#### [What needs to be done]
Reproduce each of the lines word for word.

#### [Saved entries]
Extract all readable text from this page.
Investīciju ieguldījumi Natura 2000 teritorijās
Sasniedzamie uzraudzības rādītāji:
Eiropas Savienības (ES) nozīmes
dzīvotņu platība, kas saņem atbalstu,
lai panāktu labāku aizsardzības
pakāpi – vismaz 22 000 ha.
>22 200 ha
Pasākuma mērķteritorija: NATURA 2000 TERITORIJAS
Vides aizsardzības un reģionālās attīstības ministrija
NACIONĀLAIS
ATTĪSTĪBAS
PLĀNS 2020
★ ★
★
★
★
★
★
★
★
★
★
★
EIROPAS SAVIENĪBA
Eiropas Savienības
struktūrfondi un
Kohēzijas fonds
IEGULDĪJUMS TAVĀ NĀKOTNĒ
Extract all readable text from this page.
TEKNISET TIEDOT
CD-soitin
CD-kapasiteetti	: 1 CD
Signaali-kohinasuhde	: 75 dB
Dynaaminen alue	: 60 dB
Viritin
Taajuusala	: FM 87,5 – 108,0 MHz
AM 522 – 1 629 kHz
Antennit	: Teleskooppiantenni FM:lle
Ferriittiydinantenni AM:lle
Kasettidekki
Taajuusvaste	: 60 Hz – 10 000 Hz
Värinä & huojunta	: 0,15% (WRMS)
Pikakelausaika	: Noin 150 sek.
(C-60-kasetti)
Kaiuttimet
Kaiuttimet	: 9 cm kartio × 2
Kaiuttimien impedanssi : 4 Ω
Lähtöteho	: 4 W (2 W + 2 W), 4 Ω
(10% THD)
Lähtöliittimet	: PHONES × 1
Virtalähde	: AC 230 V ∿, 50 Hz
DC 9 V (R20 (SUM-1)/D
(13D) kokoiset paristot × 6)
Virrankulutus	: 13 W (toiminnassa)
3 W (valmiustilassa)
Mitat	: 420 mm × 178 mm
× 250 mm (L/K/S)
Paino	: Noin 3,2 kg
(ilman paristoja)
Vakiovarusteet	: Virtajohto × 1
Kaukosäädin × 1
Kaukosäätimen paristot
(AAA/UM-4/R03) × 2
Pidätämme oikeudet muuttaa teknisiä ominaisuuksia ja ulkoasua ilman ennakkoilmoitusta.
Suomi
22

#### [Answer]
Extract all readable text from this page.
Investīciju ieguldījumi Natura 2000 teritorijās
Sasniedzamie uzraudzības rādītāji:
Eiropas Savienības (ES) nozīmes
dzīvotņu platība, kas saņem atbalstu,
lai panāktu labāku aizsardzības
pakāpi – vismaz 22 000 ha.
>22 200 ha
Pasākuma mērķteritorija: NATURA 2000 TERITORIJAS
Vides aizsardzības un reģionālās attīstības ministrija
NACIONĀLAIS
ATTĪSTĪBAS
PLĀNS 2020
★ ★
★
★
★
★
★
★
★
★
★
★
EIROPAS SAVIENĪBA
Eiropas Savienības
struktūrfondi un
Kohēzijas fonds
IEGULDĪJUMS TAVĀ NĀKOTNĒ
Extract all readable text from this page.
TEKNISET TIEDOT
CD-soitin
CD-kapasiteetti	: 1 CD
Signaali-kohinasuhde	: 75 dB
Dynaaminen alue	: 60 dB
Viritin
Taajuusala	: FM 87,5 – 108,0 MHz
AM 522 – 1 629 kHz
Antennit	: Teleskooppiantenni FM:lle
Ferriittiydinantenni AM:lle
Kasettidekki
Taajuusvaste	: 60 Hz – 10 000 Hz
Värinä & huojunta	: 0,15% (WRMS)
Pikakelausaika	: Noin 150 sek.
(C-60-kasetti)
Kaiuttimet
Kaiuttimet	: 9 cm kartio × 2
Kaiuttimien impedanssi : 4 Ω
Lähtöteho	: 4 W (2 W + 2 W), 4 Ω
(10% THD)
Lähtöliittimet	: PHONES × 1
Virtalähde	: AC 230 V ∿, 50 Hz
DC 9 V (R20 (SUM-1)/D
(13D) kokoiset paristot × 6)
Virrankulutus	: 13 W (toiminnassa)
3 W (valmiustilassa)
Mitat	: 420 mm × 178 mm
× 250 mm (L/K/S)
Paino	: Noin 3,2 kg
(ilman paristoja)
Vakiovarusteet	: Virtajohto × 1
Kaukosäädin × 1
Kaukosäätimen paristot
(AAA/UM-4/R03) × 2
Pidätämme oikeudet muuttaa teknisiä ominaisuuksia ja ulkoasua ilman ennakkoilmoitusta.
Suomi
22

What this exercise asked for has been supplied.